WHAT IS REQUIRED => Filter the entries that follow, copying every line in which the word "efectos" appears.

INPUT =>
:::::
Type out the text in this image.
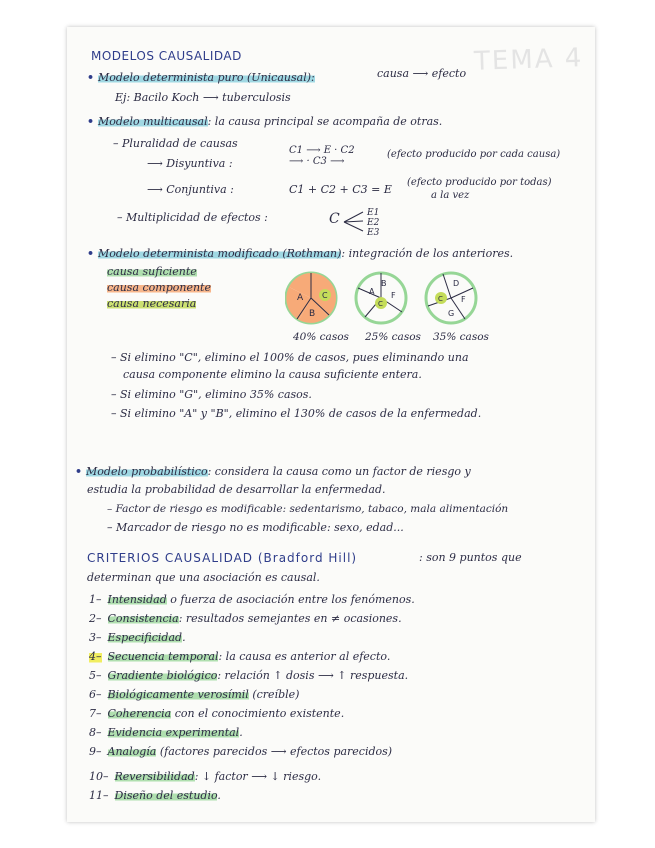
TEMA 4
MODELOS CAUSALIDAD
• Modelo determinista puro (Unicausal):	causa ⟶ efecto
Ej: Bacilo Koch ⟶ tuberculosis
• Modelo multicausal: la causa principal se acompaña de otras.
– Pluralidad de causas
⟶ Disyuntiva :
C1 ⟶ E · C2 ⟶ · C3 ⟶
(efecto producido por cada causa)
⟶ Conjuntiva :	C1 + C2 + C3 = E
(efecto producido por todas)
a la vez
– Multiplicidad de efectos :	C	E1
E2
E3
• Modelo determinista modificado (Rothman): integración de los anteriores.
causa suficiente
causa componente
causa necesaria	A
B
C	A
B
F
C
D
F
C
G
40% casos 25% casos 35% casos
– Si elimino "C", elimino el 100% de casos, pues eliminando una
causa componente elimino la causa suficiente entera.
– Si elimino "G", elimino 35% casos.
– Si elimino "A" y "B", elimino el 130% de casos de la enfermedad.
• Modelo probabilístico: considera la causa como un factor de riesgo y
estudia la probabilidad de desarrollar la enfermedad.
– Factor de riesgo es modificable: sedentarismo, tabaco, mala alimentación
– Marcador de riesgo no es modificable: sexo, edad...
CRITERIOS CAUSALIDAD (Bradford Hill)	: son 9 puntos que
determinan que una asociación es causal.
1– Intensidad o fuerza de asociación entre los fenómenos.
2– Consistencia: resultados semejantes en ≠ ocasiones.
3– Especificidad.
4– Secuencia temporal: la causa es anterior al efecto.
5– Gradiente biológico: relación ↑ dosis ⟶ ↑ respuesta.
6– Biológicamente verosímil (creíble)
7– Coherencia con el conocimiento existente.
8– Evidencia experimental.
9– Analogía (factores parecidos ⟶ efectos parecidos)
10– Reversibilidad: ↓ factor ⟶ ↓ riesgo.
11– Diseño del estudio.
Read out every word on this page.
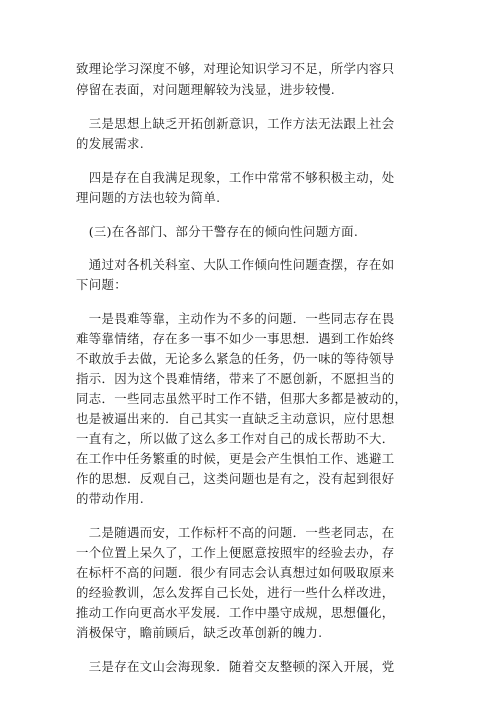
致理论学习深度不够，对理论知识学习不足，所学内容只
停留在表面，对问题理解较为浅显，进步较慢.
　三是思想上缺乏开拓创新意识，工作方法无法跟上社会
的发展需求.
　四是存在自我满足现象，工作中常常不够积极主动，处
理问题的方法也较为简单.
　(三)在各部门、部分干警存在的倾向性问题方面.
　通过对各机关科室、大队工作倾向性问题查摆，存在如
下问题：
　一是畏难等靠，主动作为不多的问题．一些同志存在畏
难等靠情绪，存在多一事不如少一事思想．遇到工作始终
不敢放手去做，无论多么紧急的任务，仍一味的等待领导
指示．因为这个畏难情绪，带来了不愿创新，不愿担当的
同志．一些同志虽然平时工作不错，但那大多都是被动的，
也是被逼出来的．自己其实一直缺乏主动意识，应付思想
一直有之，所以做了这么多工作对自己的成长帮助不大．
在工作中任务繁重的时候，更是会产生惧怕工作、逃避工
作的思想．反观自己，这类问题也是有之，没有起到很好
的带动作用.
　二是随遇而安，工作标杆不高的问题．一些老同志，在
一个位置上呆久了，工作上便愿意按照牢的经验去办，存
在标杆不高的问题．很少有同志会认真想过如何吸取原来
的经验教训，怎么发挥自己长处，进行一些什么样改进，
推动工作向更高水平发展．工作中墨守成规，思想僵化，
消极保守，瞻前顾后，缺乏改革创新的魄力.
　三是存在文山会海现象．随着交友整顿的深入开展，党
:::::
IN RESPONSE =>
– Multiplicidad de efectos :	C	E1
9– Analogía (factores parecidos ⟶ efectos parecidos)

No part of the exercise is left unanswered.